**Your task:** Rewrite the lines as a numbered list with blank lines dropped, starting at the first line and ending at the line that contains "bar-loss bbox=[32, 529, 73, 533]".

**Dataset records:**
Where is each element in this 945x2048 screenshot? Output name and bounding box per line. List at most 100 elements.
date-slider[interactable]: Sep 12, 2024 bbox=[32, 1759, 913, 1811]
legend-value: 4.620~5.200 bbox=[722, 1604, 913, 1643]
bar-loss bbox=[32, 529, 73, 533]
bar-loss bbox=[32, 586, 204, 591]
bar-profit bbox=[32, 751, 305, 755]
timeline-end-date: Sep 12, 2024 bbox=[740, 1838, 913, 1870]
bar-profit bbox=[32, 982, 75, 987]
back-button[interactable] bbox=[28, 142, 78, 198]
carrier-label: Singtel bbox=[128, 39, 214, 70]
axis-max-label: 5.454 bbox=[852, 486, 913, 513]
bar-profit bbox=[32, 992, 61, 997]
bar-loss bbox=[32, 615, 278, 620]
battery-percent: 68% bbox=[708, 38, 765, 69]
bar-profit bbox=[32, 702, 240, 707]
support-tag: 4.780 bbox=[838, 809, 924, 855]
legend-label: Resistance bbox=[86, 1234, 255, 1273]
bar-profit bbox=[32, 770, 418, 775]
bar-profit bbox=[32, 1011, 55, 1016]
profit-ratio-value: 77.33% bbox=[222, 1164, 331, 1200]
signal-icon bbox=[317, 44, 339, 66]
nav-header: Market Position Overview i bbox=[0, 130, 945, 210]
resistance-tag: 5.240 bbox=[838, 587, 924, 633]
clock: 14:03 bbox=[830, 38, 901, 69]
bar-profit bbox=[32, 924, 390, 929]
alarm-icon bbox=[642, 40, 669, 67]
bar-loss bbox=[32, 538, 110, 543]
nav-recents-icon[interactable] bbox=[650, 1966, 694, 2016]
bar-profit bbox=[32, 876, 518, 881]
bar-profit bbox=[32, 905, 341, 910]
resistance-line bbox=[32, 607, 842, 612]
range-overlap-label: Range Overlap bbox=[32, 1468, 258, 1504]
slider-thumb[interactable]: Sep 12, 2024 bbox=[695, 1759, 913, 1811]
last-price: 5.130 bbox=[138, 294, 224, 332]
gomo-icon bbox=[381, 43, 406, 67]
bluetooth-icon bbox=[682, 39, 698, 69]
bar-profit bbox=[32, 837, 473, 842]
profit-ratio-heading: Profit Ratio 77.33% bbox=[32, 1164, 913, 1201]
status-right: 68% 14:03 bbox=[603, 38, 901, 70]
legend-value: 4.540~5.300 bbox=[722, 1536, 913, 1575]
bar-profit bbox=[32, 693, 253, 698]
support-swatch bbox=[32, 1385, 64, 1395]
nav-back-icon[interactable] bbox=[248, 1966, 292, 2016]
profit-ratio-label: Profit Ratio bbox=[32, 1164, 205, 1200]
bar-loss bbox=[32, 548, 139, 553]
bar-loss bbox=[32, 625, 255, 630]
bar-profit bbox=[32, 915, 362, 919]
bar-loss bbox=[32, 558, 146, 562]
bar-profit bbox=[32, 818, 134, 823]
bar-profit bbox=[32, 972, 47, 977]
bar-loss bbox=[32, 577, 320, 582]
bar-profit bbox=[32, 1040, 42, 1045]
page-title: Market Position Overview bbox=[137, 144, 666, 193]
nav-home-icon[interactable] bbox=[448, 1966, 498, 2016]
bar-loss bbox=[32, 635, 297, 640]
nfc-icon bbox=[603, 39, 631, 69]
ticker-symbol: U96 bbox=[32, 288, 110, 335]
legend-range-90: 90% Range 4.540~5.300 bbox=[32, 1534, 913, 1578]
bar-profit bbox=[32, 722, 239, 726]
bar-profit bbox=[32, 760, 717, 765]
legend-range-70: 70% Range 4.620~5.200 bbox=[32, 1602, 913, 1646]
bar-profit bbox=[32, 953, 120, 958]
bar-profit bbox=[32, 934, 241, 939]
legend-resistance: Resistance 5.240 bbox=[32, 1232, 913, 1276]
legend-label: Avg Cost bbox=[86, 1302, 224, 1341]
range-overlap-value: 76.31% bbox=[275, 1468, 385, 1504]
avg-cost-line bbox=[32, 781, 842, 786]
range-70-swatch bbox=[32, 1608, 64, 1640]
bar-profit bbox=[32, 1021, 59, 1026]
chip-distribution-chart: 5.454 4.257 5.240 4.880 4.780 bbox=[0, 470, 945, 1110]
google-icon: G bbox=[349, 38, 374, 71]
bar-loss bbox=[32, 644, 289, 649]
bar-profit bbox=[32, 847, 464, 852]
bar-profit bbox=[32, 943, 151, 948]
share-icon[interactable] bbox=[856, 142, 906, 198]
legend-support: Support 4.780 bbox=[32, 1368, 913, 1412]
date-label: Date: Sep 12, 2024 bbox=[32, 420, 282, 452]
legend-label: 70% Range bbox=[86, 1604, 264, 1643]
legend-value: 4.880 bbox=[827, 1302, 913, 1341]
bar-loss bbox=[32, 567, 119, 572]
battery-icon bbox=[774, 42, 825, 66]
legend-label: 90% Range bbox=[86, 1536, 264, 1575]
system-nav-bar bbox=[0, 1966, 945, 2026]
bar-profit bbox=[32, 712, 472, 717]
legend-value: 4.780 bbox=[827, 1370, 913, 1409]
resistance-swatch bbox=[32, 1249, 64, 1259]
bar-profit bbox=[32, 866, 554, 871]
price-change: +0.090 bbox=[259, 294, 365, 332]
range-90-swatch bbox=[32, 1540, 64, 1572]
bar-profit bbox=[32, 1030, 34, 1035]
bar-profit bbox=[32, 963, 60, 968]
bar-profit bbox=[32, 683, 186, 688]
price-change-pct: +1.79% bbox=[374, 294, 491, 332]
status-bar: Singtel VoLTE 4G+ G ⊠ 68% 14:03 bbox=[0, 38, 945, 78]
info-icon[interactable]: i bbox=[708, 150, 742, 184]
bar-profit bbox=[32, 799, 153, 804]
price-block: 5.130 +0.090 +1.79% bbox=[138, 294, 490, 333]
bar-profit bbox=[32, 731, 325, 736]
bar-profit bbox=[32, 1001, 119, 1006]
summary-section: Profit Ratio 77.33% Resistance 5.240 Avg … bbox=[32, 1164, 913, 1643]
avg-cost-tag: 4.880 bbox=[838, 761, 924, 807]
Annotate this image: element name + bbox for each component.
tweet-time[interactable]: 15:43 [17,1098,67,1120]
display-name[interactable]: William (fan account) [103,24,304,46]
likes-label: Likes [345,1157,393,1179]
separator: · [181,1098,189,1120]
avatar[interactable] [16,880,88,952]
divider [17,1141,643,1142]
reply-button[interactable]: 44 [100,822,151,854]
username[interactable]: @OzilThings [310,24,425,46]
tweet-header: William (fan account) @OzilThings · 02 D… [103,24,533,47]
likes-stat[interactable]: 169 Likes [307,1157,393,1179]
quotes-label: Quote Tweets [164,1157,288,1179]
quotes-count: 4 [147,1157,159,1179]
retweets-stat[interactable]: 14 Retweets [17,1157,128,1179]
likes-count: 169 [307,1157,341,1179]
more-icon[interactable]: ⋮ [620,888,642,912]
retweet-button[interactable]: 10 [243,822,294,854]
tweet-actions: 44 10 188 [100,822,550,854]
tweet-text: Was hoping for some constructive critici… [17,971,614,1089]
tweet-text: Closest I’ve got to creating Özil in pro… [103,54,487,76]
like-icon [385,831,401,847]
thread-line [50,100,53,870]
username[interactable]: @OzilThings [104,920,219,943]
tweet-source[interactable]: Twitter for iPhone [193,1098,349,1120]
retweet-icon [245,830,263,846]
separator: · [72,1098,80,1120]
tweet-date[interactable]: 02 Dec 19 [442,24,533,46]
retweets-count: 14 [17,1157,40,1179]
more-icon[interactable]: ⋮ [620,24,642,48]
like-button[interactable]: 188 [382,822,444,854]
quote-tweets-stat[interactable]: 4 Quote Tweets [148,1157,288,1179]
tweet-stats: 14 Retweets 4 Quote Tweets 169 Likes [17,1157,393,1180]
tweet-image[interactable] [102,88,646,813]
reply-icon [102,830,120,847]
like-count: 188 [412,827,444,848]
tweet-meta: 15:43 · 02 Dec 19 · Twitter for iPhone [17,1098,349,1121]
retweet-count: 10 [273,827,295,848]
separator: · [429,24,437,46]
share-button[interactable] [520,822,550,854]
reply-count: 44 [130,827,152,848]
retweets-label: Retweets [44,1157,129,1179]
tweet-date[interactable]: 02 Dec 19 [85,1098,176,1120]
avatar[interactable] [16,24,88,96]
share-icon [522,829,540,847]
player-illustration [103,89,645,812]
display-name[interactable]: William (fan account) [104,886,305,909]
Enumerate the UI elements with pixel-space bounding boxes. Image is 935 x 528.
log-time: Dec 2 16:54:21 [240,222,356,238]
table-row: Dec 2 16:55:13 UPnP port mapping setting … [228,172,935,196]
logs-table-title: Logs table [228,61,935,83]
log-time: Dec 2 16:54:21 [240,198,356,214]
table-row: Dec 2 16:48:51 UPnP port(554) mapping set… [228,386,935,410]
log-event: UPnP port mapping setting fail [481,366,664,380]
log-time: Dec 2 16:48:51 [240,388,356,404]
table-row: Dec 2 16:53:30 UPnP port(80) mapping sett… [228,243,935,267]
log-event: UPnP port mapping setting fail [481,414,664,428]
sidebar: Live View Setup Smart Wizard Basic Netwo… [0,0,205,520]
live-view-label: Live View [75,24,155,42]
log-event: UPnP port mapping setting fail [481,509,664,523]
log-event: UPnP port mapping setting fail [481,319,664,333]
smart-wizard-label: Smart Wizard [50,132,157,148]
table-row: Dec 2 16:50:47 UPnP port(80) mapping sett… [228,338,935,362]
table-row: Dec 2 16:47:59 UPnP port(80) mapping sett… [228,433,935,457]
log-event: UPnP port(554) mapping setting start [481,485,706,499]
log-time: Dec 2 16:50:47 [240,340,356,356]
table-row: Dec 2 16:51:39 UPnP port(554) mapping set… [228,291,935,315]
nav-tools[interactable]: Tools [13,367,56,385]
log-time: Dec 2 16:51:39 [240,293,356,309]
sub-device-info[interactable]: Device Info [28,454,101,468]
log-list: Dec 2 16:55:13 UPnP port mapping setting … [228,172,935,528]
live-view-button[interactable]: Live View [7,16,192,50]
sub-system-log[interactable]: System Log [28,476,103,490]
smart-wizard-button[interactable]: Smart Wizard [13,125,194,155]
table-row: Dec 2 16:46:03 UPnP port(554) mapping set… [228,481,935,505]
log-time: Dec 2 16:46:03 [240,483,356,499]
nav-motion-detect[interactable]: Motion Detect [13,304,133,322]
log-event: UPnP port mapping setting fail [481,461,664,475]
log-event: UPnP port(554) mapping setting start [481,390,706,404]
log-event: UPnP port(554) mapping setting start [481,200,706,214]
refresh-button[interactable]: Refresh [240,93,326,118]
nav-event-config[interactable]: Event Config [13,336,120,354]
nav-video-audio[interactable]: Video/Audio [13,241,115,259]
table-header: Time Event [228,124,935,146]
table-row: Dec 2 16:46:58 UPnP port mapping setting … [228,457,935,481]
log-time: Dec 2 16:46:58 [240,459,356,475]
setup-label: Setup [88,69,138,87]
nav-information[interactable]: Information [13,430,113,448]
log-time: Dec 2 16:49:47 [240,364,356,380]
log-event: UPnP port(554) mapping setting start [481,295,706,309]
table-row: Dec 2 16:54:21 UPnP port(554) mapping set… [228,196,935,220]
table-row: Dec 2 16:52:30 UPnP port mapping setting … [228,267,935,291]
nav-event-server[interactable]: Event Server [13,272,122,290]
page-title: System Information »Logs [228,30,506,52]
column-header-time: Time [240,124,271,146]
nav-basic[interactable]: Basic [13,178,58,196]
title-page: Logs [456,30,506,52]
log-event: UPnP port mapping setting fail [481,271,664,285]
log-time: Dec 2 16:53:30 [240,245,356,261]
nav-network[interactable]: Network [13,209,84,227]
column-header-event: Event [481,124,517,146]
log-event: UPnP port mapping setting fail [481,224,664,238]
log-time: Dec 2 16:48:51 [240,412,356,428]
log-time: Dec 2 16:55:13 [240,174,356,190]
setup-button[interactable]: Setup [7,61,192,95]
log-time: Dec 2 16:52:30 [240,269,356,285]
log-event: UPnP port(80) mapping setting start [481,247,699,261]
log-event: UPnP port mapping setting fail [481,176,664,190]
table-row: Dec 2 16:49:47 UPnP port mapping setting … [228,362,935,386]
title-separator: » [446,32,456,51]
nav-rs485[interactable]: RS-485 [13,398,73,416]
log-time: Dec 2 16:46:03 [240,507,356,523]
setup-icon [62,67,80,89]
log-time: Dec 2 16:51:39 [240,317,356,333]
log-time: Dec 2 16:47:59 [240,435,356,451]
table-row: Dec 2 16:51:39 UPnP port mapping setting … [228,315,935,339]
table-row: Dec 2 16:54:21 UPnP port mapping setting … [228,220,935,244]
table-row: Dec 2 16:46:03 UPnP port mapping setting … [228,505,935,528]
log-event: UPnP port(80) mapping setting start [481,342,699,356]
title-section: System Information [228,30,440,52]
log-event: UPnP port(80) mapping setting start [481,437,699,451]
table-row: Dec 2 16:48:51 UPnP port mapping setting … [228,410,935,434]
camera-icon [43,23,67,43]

**Answer below:**
1. Where is each element in this 945x2048 screenshot? Output name and bounding box per line. List at most 100 elements.
2. date-slider[interactable]: Sep 12, 2024 bbox=[32, 1759, 913, 1811]
3. legend-value: 4.620~5.200 bbox=[722, 1604, 913, 1643]
4. bar-loss bbox=[32, 529, 73, 533]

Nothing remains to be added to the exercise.